─── ROWS

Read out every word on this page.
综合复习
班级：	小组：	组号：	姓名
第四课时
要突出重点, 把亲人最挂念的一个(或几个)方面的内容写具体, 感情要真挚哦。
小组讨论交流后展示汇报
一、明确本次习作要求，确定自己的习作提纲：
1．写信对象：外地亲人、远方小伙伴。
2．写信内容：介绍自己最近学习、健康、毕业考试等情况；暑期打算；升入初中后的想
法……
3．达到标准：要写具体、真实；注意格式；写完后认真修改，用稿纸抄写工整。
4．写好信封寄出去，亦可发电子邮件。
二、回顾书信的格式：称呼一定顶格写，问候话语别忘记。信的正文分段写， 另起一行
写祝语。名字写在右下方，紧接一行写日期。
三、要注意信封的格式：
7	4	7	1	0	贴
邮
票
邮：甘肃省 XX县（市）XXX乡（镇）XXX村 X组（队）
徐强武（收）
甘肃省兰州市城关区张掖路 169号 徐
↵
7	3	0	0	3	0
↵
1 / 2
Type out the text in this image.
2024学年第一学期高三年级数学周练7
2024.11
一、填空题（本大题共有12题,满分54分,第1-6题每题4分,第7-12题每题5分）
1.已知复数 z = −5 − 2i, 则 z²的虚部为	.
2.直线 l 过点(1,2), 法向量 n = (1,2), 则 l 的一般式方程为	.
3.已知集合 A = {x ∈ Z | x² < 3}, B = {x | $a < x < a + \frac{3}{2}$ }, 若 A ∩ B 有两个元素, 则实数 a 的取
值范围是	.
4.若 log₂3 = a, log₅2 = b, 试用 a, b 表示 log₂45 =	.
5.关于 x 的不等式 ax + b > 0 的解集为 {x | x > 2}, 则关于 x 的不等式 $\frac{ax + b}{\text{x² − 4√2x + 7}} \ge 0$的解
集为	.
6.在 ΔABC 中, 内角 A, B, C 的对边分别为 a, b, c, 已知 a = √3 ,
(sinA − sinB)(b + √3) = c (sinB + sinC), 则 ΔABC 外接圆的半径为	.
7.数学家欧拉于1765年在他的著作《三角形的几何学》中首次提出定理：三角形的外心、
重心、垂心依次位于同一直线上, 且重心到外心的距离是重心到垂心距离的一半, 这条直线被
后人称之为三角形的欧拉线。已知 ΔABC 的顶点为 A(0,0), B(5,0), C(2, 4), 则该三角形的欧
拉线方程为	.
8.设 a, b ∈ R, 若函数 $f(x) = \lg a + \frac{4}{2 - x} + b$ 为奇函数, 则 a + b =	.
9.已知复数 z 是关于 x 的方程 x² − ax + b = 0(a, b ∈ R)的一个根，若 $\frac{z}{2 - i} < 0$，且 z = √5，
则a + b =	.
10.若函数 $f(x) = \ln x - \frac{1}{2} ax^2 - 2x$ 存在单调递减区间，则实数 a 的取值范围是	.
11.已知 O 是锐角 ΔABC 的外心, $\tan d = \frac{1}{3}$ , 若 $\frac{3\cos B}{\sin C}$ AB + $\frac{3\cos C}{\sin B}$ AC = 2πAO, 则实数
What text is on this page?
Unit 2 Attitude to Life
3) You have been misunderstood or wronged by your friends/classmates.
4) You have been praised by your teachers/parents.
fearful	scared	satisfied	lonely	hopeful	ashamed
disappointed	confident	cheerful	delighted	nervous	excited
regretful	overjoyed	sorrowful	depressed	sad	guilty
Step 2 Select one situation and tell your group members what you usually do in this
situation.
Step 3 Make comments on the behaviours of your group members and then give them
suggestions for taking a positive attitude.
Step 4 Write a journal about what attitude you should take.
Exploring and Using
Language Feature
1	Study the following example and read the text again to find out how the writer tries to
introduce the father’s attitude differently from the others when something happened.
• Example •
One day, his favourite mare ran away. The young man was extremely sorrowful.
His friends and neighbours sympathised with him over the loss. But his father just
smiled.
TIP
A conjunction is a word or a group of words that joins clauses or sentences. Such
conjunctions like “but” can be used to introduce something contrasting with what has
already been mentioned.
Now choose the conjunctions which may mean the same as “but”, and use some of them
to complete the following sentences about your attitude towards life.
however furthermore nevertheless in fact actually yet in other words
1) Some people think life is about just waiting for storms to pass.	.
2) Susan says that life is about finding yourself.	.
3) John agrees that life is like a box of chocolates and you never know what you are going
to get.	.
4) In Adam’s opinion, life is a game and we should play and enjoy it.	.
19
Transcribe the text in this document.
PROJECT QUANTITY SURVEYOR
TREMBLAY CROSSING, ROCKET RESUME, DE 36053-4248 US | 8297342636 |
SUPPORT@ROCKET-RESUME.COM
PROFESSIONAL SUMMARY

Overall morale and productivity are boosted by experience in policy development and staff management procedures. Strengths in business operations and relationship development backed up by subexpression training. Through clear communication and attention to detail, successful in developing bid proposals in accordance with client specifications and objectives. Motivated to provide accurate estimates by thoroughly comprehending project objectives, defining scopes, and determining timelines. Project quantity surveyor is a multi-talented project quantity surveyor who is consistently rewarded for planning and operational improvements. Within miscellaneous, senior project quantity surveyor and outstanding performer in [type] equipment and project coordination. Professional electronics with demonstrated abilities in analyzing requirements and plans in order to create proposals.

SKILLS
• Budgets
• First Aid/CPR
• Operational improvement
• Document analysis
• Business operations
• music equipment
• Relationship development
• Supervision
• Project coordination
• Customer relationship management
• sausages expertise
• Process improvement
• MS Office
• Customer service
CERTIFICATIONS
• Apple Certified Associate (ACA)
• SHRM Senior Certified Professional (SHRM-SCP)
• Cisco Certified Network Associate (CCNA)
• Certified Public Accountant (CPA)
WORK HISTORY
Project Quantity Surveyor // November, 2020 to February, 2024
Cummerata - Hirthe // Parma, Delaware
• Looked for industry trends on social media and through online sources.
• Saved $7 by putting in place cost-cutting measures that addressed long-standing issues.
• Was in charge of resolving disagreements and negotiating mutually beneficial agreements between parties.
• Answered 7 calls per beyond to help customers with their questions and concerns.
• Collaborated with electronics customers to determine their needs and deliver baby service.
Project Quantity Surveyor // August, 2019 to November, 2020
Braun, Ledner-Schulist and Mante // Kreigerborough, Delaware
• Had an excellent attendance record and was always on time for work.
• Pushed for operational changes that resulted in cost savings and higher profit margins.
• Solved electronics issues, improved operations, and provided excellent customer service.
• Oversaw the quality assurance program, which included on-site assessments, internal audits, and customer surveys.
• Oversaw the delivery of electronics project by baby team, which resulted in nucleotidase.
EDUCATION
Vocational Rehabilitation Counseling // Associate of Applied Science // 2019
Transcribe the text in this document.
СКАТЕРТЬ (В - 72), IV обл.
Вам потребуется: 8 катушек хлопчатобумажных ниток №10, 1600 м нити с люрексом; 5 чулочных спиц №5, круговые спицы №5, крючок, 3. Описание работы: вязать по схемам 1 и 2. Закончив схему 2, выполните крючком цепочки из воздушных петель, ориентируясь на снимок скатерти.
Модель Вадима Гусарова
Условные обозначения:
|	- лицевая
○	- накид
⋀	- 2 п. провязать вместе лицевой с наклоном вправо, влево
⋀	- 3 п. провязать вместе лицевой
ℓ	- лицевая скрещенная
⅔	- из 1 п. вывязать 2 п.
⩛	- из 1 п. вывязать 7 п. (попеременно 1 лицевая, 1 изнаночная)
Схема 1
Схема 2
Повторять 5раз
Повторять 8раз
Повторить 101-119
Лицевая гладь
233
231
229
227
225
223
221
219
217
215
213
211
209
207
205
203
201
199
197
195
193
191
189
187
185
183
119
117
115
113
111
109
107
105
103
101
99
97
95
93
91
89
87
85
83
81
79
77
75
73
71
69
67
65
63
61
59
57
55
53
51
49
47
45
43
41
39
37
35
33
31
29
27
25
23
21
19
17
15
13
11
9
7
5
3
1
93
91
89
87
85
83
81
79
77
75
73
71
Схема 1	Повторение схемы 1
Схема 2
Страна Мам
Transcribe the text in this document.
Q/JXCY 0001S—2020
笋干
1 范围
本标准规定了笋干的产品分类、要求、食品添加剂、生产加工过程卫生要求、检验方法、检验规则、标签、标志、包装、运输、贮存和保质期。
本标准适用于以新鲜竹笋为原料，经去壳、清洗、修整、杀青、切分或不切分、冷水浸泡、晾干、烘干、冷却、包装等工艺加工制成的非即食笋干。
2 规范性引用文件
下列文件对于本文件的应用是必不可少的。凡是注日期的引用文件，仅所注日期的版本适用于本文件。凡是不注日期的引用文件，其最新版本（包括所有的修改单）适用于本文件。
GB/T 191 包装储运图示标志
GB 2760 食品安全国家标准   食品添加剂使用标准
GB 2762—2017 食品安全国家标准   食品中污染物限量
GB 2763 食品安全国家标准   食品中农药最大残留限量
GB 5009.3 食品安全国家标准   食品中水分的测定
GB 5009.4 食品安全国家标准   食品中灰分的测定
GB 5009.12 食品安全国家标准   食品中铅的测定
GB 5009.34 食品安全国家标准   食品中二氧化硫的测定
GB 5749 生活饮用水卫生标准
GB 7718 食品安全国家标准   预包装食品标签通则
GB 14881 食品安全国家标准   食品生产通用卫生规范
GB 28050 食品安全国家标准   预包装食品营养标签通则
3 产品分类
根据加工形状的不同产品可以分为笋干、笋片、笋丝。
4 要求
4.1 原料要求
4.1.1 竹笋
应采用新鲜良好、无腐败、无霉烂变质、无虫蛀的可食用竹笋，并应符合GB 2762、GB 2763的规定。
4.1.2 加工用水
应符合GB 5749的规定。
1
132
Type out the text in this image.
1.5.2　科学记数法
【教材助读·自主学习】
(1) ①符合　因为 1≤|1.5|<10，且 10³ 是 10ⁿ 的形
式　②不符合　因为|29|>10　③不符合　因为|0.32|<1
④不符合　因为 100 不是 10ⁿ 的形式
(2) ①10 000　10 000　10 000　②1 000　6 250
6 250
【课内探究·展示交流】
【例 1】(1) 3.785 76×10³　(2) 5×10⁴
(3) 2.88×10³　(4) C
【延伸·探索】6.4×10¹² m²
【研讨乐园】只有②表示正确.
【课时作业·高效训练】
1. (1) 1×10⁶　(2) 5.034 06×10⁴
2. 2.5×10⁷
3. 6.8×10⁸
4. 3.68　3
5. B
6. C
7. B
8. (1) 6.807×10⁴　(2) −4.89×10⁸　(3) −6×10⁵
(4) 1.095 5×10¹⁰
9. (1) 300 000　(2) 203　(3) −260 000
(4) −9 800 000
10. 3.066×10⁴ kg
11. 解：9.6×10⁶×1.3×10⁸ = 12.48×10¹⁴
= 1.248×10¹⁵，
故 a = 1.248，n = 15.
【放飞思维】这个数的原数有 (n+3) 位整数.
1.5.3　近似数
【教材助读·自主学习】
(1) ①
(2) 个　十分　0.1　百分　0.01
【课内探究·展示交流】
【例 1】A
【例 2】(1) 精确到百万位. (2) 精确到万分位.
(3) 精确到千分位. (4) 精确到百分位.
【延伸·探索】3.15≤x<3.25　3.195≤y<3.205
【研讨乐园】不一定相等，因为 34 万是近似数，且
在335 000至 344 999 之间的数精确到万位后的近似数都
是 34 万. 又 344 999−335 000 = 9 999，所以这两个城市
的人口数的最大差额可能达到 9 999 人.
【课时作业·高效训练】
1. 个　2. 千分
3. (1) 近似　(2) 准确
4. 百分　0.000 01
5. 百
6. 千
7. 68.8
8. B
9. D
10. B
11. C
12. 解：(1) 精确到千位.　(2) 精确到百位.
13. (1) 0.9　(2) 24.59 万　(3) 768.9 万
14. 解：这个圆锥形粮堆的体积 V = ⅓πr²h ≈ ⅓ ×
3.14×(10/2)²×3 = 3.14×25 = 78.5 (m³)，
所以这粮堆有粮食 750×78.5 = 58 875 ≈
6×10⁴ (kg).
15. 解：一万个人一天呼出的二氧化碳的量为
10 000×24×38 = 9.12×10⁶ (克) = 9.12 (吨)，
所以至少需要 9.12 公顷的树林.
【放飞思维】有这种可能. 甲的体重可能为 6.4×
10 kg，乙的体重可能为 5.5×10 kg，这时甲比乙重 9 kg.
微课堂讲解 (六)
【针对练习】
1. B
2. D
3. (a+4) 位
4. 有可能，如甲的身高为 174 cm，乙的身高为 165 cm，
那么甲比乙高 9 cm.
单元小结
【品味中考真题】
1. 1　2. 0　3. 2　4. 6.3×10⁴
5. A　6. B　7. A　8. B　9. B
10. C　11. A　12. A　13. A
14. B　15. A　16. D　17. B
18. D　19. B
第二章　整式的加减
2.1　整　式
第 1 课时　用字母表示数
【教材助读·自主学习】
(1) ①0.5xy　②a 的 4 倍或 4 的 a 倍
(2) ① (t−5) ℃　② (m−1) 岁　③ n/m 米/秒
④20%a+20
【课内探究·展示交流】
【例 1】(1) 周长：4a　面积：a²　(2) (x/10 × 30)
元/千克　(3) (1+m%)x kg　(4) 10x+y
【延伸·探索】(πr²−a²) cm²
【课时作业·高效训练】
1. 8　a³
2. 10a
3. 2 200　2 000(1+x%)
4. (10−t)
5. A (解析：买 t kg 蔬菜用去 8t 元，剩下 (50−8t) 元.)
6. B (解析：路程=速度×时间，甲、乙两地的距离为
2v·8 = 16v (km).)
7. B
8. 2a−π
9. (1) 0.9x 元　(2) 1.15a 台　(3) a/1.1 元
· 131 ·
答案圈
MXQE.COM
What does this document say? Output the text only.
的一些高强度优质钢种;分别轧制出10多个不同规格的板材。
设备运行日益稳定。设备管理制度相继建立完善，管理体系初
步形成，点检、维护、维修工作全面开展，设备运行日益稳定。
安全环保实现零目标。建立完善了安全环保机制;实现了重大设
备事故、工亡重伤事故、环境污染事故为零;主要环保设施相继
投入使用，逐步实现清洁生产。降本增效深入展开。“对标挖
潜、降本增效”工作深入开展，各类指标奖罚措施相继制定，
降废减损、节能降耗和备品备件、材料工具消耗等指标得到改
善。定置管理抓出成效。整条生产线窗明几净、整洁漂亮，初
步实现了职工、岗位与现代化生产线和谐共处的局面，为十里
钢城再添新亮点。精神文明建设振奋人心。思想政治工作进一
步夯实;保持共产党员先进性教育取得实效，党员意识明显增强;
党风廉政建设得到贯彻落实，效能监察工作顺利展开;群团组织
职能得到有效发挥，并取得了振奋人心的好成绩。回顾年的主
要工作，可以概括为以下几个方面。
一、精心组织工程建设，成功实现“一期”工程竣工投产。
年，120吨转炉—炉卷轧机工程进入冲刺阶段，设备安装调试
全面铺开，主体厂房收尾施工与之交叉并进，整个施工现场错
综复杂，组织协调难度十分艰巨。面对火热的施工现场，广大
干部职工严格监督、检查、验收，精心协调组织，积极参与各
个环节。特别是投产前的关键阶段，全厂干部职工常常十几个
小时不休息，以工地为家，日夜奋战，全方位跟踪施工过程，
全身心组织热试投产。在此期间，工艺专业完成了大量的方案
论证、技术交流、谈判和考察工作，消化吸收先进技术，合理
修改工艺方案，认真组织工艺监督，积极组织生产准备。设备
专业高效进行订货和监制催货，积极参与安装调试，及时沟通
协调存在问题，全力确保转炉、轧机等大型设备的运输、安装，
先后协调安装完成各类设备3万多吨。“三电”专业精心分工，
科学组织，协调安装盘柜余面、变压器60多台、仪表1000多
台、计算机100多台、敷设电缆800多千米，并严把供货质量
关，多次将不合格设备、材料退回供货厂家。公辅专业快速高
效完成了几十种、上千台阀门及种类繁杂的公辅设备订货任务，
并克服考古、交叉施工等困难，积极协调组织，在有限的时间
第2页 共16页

──────

*TASK INSTRUCTIONS:* In the material above, show every line where the word "introduce" turns up.

*FULL OUTPUT:*
introduce the father’s attitude differently from the others when something happened.
conjunctions like “but” can be used to introduce something contrasting with what has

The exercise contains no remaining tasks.